» What you will do: Copy each line of the material below that includes the string "desc".

» The records:
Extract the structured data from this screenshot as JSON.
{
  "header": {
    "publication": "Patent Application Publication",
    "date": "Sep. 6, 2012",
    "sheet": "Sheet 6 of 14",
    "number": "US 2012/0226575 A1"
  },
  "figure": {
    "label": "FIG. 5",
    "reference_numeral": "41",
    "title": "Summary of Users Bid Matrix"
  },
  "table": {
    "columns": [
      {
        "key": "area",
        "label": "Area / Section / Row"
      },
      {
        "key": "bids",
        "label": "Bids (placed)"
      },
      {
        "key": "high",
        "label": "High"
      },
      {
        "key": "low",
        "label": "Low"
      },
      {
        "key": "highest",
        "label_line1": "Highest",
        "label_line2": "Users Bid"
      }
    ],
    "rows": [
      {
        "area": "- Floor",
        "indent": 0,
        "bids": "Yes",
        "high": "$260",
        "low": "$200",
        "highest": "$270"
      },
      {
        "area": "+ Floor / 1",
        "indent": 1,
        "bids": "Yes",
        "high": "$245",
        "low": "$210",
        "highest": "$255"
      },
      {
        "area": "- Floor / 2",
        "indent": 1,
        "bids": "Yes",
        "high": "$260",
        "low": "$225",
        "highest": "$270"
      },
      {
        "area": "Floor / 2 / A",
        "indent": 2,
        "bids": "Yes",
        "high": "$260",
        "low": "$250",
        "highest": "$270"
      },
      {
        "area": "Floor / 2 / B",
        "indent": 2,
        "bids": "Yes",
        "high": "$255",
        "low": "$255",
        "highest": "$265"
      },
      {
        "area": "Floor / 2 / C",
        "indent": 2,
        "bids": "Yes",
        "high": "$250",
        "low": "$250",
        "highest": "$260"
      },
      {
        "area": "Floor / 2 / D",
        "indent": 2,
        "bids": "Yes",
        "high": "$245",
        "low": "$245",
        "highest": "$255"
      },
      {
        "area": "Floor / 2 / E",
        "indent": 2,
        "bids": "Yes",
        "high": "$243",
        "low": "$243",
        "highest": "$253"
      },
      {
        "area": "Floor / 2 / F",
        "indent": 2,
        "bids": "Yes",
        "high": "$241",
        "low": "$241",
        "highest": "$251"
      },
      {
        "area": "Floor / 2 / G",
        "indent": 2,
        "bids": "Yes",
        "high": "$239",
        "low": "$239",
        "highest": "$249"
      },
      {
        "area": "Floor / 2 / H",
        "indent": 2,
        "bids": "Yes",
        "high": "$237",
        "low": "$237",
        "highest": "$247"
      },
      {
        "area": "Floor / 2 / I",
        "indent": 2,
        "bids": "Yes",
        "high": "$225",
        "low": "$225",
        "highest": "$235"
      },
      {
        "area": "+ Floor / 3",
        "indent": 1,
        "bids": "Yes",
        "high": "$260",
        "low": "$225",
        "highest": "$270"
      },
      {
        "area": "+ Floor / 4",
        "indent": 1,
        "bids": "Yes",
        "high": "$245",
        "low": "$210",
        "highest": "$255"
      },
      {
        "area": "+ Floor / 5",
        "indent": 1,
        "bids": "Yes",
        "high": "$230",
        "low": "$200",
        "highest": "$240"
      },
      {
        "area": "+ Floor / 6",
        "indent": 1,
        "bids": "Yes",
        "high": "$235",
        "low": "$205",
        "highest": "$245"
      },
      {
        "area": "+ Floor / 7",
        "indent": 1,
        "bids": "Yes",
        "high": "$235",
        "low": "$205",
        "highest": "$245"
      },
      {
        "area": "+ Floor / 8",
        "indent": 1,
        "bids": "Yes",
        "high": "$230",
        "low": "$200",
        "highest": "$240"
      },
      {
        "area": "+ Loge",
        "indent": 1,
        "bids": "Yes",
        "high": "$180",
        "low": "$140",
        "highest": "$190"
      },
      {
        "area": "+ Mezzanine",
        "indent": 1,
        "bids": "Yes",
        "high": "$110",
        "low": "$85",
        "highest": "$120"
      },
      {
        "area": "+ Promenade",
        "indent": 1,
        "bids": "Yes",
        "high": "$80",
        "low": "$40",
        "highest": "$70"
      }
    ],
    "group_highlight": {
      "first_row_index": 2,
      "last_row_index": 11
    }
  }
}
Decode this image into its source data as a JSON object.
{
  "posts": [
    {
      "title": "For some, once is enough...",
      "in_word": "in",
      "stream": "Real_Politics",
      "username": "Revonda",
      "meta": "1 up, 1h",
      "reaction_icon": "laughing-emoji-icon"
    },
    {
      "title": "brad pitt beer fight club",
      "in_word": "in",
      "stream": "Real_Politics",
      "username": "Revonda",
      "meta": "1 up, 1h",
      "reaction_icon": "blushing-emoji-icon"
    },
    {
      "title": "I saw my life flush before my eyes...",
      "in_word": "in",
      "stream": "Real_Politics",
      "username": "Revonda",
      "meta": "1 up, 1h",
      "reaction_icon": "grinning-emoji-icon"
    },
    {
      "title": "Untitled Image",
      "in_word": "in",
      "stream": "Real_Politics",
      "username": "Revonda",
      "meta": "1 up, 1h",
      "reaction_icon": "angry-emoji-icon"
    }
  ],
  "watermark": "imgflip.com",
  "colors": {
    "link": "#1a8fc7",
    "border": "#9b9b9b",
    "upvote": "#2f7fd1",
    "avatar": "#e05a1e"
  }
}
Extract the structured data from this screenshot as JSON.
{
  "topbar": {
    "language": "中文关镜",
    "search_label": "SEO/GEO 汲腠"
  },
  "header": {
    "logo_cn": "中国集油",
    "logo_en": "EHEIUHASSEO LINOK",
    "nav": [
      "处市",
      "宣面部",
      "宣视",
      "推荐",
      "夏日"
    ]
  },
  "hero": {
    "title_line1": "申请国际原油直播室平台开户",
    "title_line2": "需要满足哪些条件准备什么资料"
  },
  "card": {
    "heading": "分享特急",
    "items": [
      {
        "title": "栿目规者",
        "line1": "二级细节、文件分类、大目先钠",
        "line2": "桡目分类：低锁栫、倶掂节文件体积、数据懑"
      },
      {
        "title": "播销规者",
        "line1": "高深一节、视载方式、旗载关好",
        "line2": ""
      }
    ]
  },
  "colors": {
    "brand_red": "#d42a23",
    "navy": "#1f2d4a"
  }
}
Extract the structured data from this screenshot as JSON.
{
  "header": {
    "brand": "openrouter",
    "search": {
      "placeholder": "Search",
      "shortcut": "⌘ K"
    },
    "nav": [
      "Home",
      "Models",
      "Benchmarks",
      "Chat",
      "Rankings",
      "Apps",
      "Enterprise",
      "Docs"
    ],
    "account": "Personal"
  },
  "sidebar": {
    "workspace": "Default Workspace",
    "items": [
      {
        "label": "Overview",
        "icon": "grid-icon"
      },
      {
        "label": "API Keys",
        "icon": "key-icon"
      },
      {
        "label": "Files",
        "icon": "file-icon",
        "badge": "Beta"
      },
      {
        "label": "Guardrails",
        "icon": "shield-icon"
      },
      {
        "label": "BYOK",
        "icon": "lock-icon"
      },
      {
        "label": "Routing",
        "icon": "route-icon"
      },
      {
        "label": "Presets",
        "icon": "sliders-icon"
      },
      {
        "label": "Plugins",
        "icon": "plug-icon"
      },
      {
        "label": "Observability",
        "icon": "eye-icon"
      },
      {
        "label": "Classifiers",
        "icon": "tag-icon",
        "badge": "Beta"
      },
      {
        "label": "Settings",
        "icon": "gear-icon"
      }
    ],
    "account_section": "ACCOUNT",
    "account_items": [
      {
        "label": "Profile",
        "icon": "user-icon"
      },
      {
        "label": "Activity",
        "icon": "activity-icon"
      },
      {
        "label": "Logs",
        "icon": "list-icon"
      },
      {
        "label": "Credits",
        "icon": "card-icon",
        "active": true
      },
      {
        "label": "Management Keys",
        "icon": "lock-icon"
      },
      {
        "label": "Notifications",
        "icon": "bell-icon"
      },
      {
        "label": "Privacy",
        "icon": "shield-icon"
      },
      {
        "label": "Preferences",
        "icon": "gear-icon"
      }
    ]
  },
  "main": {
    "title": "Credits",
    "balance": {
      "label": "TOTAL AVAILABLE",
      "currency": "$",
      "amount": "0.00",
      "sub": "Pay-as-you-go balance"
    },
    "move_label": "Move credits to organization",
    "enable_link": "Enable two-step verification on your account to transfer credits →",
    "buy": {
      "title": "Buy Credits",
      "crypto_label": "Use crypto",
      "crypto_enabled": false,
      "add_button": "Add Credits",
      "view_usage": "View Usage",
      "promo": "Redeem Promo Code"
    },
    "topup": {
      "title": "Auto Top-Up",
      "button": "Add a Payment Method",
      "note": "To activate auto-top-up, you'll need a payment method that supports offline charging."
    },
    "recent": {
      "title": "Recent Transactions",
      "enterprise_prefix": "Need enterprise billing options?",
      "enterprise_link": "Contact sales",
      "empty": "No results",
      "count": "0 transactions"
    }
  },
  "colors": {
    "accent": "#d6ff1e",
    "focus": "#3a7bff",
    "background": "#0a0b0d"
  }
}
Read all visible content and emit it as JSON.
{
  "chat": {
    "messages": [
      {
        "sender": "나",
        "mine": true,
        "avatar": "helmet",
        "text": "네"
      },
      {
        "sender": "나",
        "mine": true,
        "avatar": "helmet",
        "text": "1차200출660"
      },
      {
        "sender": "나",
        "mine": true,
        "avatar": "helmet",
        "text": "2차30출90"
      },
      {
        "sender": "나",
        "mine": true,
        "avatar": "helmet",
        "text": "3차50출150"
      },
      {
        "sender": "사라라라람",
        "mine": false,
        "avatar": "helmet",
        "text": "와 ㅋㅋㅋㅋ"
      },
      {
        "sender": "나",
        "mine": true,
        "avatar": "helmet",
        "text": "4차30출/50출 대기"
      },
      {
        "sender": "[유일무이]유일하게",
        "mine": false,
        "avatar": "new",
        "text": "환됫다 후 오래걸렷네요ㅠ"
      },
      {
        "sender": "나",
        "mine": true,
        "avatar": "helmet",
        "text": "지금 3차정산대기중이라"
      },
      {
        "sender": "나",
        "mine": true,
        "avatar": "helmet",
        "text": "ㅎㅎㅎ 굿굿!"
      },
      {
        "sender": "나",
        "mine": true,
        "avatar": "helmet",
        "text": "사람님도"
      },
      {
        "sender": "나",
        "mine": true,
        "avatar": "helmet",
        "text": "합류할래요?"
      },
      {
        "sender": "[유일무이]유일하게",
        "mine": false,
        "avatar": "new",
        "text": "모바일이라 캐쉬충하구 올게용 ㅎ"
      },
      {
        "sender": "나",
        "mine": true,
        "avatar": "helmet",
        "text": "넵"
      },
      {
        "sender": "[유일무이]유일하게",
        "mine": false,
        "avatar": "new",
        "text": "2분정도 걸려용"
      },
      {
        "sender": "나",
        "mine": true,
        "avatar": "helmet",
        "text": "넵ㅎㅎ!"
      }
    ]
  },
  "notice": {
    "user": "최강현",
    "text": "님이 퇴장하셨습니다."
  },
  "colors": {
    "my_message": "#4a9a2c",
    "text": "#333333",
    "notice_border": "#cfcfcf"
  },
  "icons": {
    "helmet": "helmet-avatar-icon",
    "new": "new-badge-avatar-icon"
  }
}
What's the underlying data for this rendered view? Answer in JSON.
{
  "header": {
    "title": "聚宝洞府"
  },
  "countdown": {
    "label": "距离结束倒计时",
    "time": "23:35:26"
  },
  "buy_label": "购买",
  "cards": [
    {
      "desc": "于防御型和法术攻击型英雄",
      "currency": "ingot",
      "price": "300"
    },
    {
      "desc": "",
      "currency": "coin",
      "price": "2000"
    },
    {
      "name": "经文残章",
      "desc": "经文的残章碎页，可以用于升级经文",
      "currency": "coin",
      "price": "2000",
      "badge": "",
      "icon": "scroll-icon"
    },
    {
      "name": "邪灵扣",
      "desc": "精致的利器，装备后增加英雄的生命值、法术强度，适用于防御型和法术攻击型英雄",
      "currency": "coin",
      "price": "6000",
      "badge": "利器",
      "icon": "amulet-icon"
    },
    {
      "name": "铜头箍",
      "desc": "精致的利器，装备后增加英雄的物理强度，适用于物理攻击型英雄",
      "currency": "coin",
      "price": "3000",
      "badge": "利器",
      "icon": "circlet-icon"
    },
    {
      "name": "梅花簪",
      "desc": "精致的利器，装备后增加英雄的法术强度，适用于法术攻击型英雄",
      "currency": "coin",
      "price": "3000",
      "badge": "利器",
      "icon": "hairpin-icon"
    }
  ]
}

» Solution for this exercise:
      "desc": "于防御型和法术攻击型英雄",
      "desc": "",
      "desc": "经文的残章碎页，可以用于升级经文",
      "desc": "精致的利器，装备后增加英雄的生命值、法术强度，适用于防御型和法术攻击型英雄",
      "desc": "精致的利器，装备后增加英雄的物理强度，适用于物理攻击型英雄",
      "desc": "精致的利器，装备后增加英雄的法术强度，适用于法术攻击型英雄",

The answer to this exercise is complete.